** start of Dataset **

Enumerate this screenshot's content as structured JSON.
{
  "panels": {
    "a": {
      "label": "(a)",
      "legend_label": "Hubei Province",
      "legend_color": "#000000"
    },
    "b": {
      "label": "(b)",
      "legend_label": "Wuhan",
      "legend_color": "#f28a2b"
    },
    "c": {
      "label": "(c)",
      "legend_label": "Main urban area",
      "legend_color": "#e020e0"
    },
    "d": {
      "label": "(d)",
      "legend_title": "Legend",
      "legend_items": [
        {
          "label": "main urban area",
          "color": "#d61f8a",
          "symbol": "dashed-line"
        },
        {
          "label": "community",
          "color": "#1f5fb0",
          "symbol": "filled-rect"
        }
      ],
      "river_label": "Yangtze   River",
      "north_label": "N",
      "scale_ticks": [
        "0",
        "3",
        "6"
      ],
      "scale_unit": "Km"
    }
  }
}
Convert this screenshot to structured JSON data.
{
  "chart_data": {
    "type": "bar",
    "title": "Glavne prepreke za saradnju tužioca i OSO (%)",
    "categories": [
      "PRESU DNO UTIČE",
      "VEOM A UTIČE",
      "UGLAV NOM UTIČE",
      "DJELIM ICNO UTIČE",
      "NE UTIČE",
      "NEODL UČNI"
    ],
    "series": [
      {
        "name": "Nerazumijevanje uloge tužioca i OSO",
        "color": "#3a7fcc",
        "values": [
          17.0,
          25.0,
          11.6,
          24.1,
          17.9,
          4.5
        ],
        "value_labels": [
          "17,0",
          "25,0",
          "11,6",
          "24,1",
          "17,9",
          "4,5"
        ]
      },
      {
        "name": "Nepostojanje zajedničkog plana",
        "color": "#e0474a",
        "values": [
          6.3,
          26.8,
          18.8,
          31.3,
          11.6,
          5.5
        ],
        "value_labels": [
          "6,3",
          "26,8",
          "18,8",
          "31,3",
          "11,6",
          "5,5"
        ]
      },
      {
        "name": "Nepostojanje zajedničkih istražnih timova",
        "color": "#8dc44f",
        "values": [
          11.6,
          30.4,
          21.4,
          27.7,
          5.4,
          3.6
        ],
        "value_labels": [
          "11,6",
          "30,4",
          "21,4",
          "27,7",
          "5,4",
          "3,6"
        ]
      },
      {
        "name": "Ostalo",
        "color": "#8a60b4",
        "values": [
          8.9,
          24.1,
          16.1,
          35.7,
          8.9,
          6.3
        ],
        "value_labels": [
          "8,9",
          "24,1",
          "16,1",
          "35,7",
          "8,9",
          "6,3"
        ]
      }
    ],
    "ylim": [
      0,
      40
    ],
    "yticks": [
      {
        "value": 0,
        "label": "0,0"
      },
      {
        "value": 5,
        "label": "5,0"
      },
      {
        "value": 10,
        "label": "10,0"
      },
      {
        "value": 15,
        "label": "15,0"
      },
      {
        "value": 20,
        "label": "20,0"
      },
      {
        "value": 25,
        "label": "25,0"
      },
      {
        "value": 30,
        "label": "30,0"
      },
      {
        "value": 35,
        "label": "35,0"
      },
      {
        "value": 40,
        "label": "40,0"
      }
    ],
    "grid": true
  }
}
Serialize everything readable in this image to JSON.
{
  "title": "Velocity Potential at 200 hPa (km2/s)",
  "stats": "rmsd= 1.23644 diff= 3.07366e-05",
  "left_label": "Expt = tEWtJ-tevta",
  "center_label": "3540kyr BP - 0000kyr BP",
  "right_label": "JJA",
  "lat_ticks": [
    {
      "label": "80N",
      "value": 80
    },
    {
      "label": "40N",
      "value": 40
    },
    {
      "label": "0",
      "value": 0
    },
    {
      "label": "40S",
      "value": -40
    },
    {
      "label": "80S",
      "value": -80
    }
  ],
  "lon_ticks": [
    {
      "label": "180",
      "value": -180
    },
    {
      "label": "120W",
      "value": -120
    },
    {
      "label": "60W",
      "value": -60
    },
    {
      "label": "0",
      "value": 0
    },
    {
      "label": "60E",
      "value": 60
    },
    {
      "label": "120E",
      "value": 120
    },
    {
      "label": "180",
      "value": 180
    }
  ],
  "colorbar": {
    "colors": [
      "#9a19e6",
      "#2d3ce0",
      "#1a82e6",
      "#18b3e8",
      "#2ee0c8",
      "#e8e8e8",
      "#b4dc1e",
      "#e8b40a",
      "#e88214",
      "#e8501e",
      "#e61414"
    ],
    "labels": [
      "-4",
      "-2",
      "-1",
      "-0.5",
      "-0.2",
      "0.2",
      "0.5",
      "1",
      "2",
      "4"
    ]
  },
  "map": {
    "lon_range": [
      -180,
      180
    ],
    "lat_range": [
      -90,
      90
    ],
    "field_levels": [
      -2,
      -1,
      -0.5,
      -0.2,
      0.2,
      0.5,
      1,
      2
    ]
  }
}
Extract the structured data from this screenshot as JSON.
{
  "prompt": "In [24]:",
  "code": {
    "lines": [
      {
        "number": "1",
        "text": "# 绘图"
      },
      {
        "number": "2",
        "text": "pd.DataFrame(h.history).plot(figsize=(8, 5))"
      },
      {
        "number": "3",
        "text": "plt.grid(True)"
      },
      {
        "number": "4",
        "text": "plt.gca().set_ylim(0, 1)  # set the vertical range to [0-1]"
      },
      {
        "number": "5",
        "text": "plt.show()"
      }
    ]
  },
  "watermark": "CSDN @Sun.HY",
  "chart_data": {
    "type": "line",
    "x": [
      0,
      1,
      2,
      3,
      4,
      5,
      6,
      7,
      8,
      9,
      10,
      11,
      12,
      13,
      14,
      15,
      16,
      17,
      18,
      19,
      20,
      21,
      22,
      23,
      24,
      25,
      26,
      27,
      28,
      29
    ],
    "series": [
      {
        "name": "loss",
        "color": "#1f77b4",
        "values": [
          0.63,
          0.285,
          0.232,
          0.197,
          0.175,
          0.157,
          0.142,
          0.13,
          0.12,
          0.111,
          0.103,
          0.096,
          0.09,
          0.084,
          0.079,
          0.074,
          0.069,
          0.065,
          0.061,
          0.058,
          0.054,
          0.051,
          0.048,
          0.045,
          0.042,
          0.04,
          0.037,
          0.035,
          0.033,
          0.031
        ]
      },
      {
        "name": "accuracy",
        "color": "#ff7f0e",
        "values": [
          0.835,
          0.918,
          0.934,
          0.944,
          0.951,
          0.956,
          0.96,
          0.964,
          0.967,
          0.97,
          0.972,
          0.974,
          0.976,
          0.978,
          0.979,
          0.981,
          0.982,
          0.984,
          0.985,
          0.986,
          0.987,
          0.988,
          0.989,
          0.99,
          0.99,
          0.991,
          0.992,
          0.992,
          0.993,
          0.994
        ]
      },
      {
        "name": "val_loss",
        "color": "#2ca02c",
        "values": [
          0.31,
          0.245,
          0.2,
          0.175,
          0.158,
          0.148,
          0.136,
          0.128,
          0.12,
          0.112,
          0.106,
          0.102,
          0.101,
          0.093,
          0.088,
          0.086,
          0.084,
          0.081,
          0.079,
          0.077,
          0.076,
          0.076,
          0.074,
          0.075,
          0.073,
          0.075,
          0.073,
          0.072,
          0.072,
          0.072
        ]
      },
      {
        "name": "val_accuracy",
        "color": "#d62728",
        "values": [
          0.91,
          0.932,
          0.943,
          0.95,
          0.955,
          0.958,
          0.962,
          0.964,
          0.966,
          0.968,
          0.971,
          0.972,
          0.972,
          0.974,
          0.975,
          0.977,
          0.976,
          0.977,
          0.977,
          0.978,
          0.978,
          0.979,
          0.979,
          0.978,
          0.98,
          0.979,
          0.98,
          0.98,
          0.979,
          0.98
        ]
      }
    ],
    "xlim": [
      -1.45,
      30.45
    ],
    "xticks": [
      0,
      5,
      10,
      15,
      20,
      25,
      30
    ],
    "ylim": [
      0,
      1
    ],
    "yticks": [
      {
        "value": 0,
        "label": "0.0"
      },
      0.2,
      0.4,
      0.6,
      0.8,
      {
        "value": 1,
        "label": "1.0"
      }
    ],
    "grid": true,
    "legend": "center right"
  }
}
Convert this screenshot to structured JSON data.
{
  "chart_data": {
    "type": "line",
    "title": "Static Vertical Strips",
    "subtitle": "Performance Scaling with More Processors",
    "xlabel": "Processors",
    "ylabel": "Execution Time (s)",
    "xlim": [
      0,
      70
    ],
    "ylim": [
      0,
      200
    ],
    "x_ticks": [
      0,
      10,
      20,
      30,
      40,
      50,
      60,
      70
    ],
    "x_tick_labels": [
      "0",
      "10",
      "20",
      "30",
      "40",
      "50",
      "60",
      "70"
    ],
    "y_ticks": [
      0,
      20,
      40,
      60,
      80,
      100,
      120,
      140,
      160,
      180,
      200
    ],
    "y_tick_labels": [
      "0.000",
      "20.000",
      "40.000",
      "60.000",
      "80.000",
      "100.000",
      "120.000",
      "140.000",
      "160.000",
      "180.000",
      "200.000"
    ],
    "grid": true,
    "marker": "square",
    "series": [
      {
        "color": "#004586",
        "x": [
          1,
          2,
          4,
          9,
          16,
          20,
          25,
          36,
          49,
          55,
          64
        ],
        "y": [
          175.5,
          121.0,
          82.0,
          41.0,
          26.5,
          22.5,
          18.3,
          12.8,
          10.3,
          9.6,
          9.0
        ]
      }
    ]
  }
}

** end of Dataset **

▸ Problem details: Filter the listing for the word "text" and copy every line that holds it.

▸ Final answer:
        "text": "# 绘图"
        "text": "pd.DataFrame(h.history).plot(figsize=(8, 5))"
        "text": "plt.grid(True)"
        "text": "plt.gca().set_ylim(0, 1)  # set the vertical range to [0-1]"
        "text": "plt.show()"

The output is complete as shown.